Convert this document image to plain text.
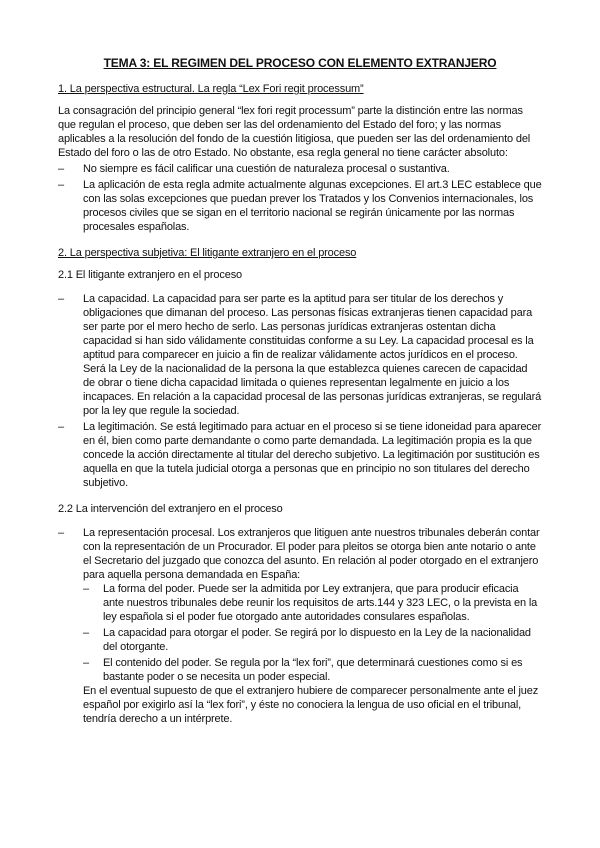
TEMA 3: EL REGIMEN DEL PROCESO CON ELEMENTO EXTRANJERO
1. La perspectiva estructural. La regla “Lex Fori regit processum”

La consagración del principio general “lex fori regit processum” parte la distinción entre las normas que regulan el proceso, que deben ser las del ordenamiento del Estado del foro; y las normas aplicables a la resolución del fondo de la cuestión litigiosa, que pueden ser las del ordenamiento del Estado del foro o las de otro Estado. No obstante, esa regla general no tiene carácter absoluto:

– No siempre es fácil calificar una cuestión de naturaleza procesal o sustantiva.
– La aplicación de esta regla admite actualmente algunas excepciones. El art.3 LEC establece que con las solas excepciones que puedan prever los Tratados y los Convenios internacionales, los procesos civiles que se sigan en el territorio nacional se regirán únicamente por las normas procesales españolas.
2. La perspectiva subjetiva: El litigante extranjero en el proceso
2.1 El litigante extranjero en el proceso
– La capacidad. La capacidad para ser parte es la aptitud para ser titular de los derechos y obligaciones que dimanan del proceso. Las personas físicas extranjeras tienen capacidad para ser parte por el mero hecho de serlo. Las personas jurídicas extranjeras ostentan dicha capacidad si han sido válidamente constituidas conforme a su Ley. La capacidad procesal es la aptitud para comparecer en juicio a fin de realizar válidamente actos jurídicos en el proceso. Será la Ley de la nacionalidad de la persona la que establezca quienes carecen de capacidad de obrar o tiene dicha capacidad limitada o quienes representan legalmente en juicio a los incapaces. En relación a la capacidad procesal de las personas jurídicas extranjeras, se regulará por la ley que regule la sociedad.
– La legitimación. Se está legitimado para actuar en el proceso si se tiene idoneidad para aparecer en él, bien como parte demandante o como parte demandada. La legitimación propia es la que concede la acción directamente al titular del derecho subjetivo. La legitimación por sustitución es aquella en que la tutela judicial otorga a personas que en principio no son titulares del derecho subjetivo.
2.2 La intervención del extranjero en el proceso
– La representación procesal. Los extranjeros que litiguen ante nuestros tribunales deberán contar con la representación de un Procurador. El poder para pleitos se otorga bien ante notario o ante el Secretario del juzgado que conozca del asunto. En relación al poder otorgado en el extranjero para aquella persona demandada en España:
– La forma del poder. Puede ser la admitida por Ley extranjera, que para producir eficacia ante nuestros tribunales debe reunir los requisitos de arts.144 y 323 LEC, o la prevista en la ley española si el poder fue otorgado ante autoridades consulares españolas.
– La capacidad para otorgar el poder. Se regirá por lo dispuesto en la Ley de la nacionalidad del otorgante.
– El contenido del poder. Se regula por la “lex fori”, que determinará cuestiones como si es bastante poder o se necesita un poder especial.

En el eventual supuesto de que el extranjero hubiere de comparecer personalmente ante el juez español por exigirlo así la “lex fori”, y éste no conociera la lengua de uso oficial en el tribunal, tendría derecho a un intérprete.
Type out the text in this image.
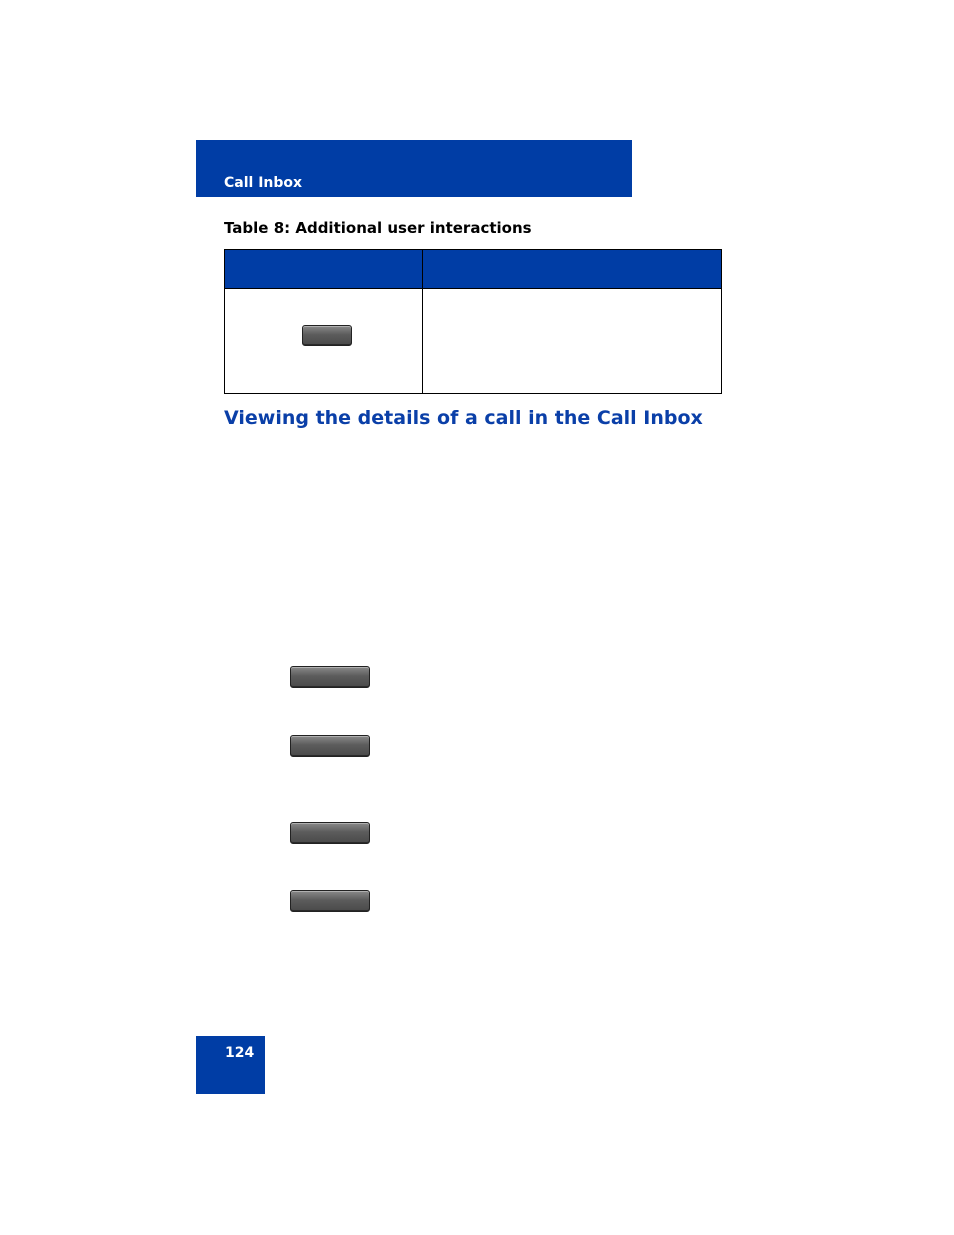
Call Inbox
Table 8: Additional user interactions
Viewing the details of a call in the Call Inbox
124
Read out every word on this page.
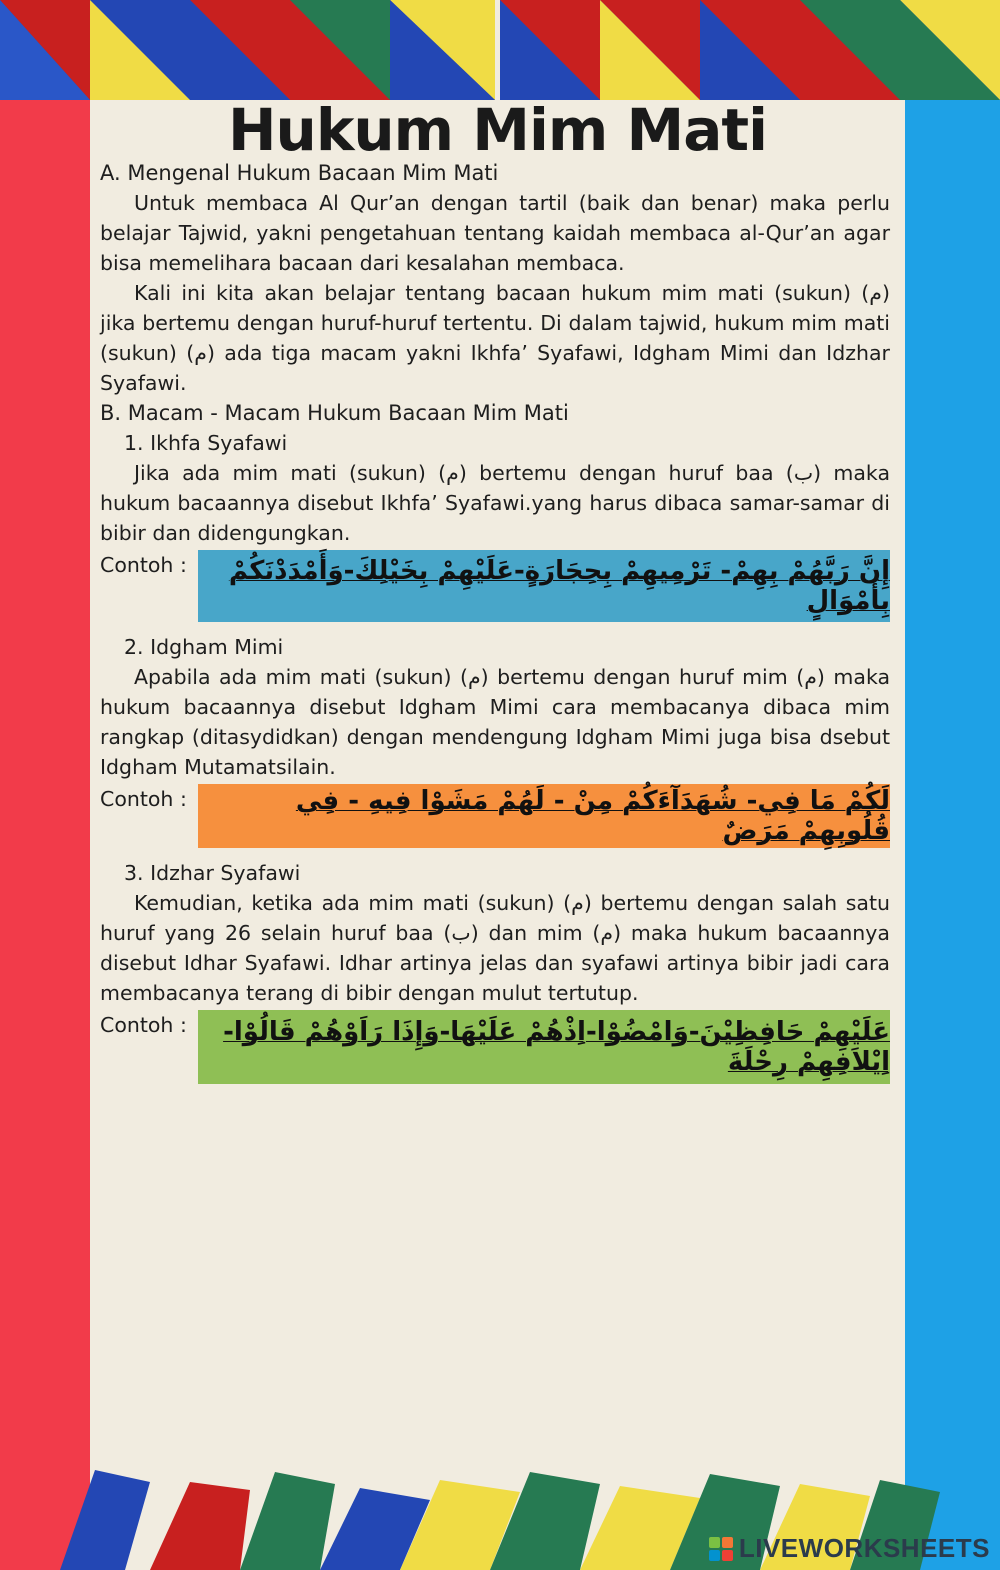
Hukum Mim Mati

A. Mengenal Hukum Bacaan Mim Mati

Untuk membaca Al Qur’an dengan tartil (baik dan benar) maka perlu belajar Tajwid, yakni pengetahuan tentang kaidah membaca al-Qur’an agar bisa memelihara bacaan dari kesalahan membaca.

Kali ini kita akan belajar tentang bacaan hukum mim mati (sukun) (م) jika bertemu dengan huruf-huruf tertentu. Di dalam tajwid, hukum mim mati (sukun) (م) ada tiga macam yakni Ikhfa’ Syafawi, Idgham Mimi dan Idzhar Syafawi.

B. Macam - Macam Hukum Bacaan Mim Mati

1. Ikhfa Syafawi

Jika ada mim mati (sukun) (م) bertemu dengan huruf baa (ب) maka hukum bacaannya disebut Ikhfa’ Syafawi.yang harus dibaca samar-samar di bibir dan didengungkan.

Contoh :	إِنَّ رَبَّهُمْ بِهِمْ- تَرْمِيهِمْ بِحِجَارَةٍ-عَلَيْهِمْ بِخَيْلِكَ-وَأَمْدَدْنَكُمْ بِأَمْوَالٍ

2. Idgham Mimi

Apabila ada mim mati (sukun) (م) bertemu dengan huruf mim (م) maka hukum bacaannya disebut Idgham Mimi cara membacanya dibaca mim rangkap (ditasydidkan) dengan mendengung Idgham Mimi juga bisa dsebut Idgham Mutamatsilain.

Contoh :	لَكُمْ مَا فِي- شُهَدَآءَكُمْ مِنْ - لَهُمْ مَشَوْا فِيهِ - فِي قُلُوبِهِمْ مَرَضٌ

3. Idzhar Syafawi

Kemudian, ketika ada mim mati (sukun) (م) bertemu dengan salah satu huruf yang 26 selain huruf baa (ب) dan mim (م) maka hukum bacaannya disebut Idhar Syafawi. Idhar artinya jelas dan syafawi artinya bibir jadi cara membacanya terang di bibir dengan mulut tertutup.

Contoh :	عَلَيْهِمْ حَافِظِيْنَ-وَامْضُوْا-اِذْهُمْ عَلَيْهَا-وَإِذَا رَاَوْهُمْ قَالُوْا-اِيْلاَفِهِمْ رِحْلَةَ
LIVEWORKSHEETS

--- THE REQUEST ---
How many lines of the listing include the string "Call"? Answer with the number alone.

--- TASK ANSWER ---
2